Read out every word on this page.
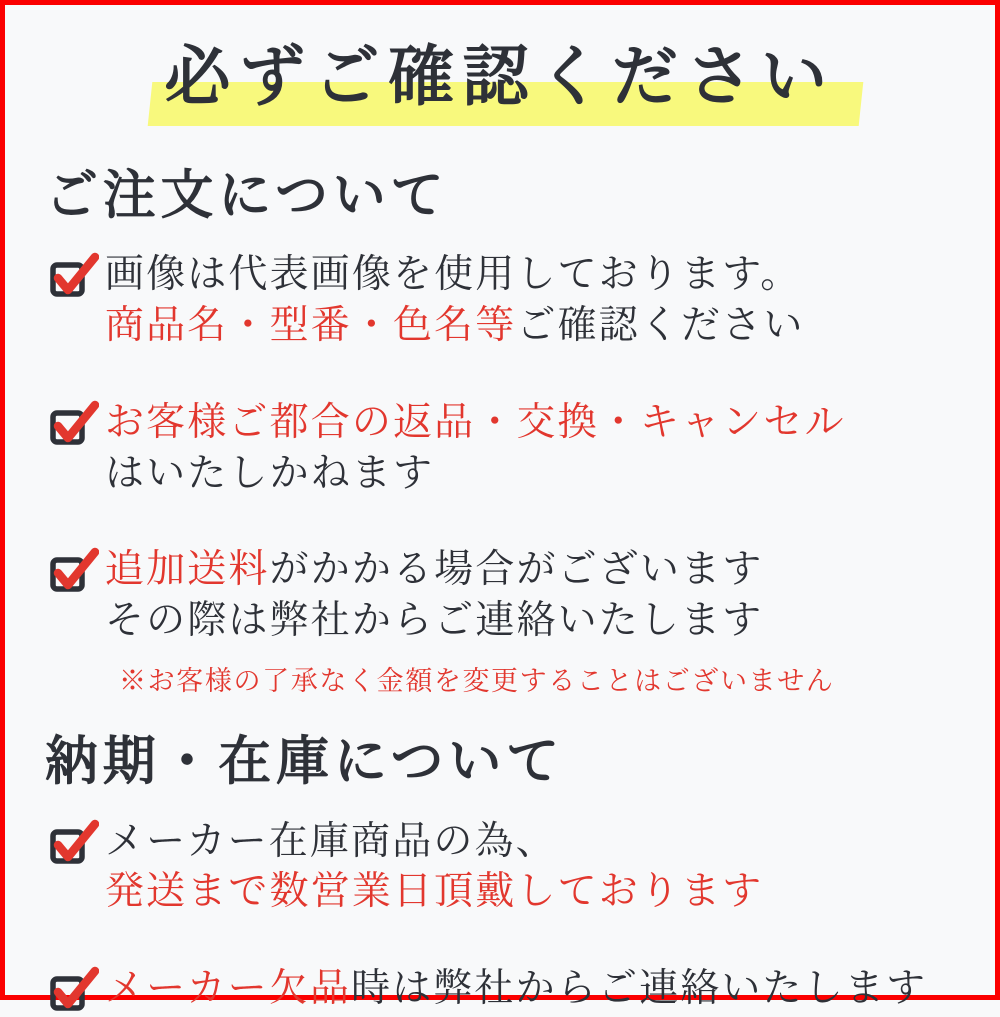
必ずご確認ください
ご注文について

画像は代表画像を使用しております。

商品名・型番・色名等ご確認ください

お客様ご都合の返品・交換・キャンセル

はいたしかねます

追加送料がかかる場合がございます

その際は弊社からご連絡いたします

※お客様の了承なく金額を変更することはございません

納期・在庫について

メーカー在庫商品の為、

発送まで数営業日頂戴しております

メーカー欠品時は弊社からご連絡いたします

**********

▸ **Given exercise**:
Give the entries again without a single change, but with no pictures.

▸ **Output for this task**:
Read out every word on this page.
必ずご確認ください
ご注文について

画像は代表画像を使用しております。

商品名・型番・色名等ご確認ください

お客様ご都合の返品・交換・キャンセル

はいたしかねます

追加送料がかかる場合がございます

その際は弊社からご連絡いたします

※お客様の了承なく金額を変更することはございません

納期・在庫について

メーカー在庫商品の為、

発送まで数営業日頂戴しております

メーカー欠品時は弊社からご連絡いたします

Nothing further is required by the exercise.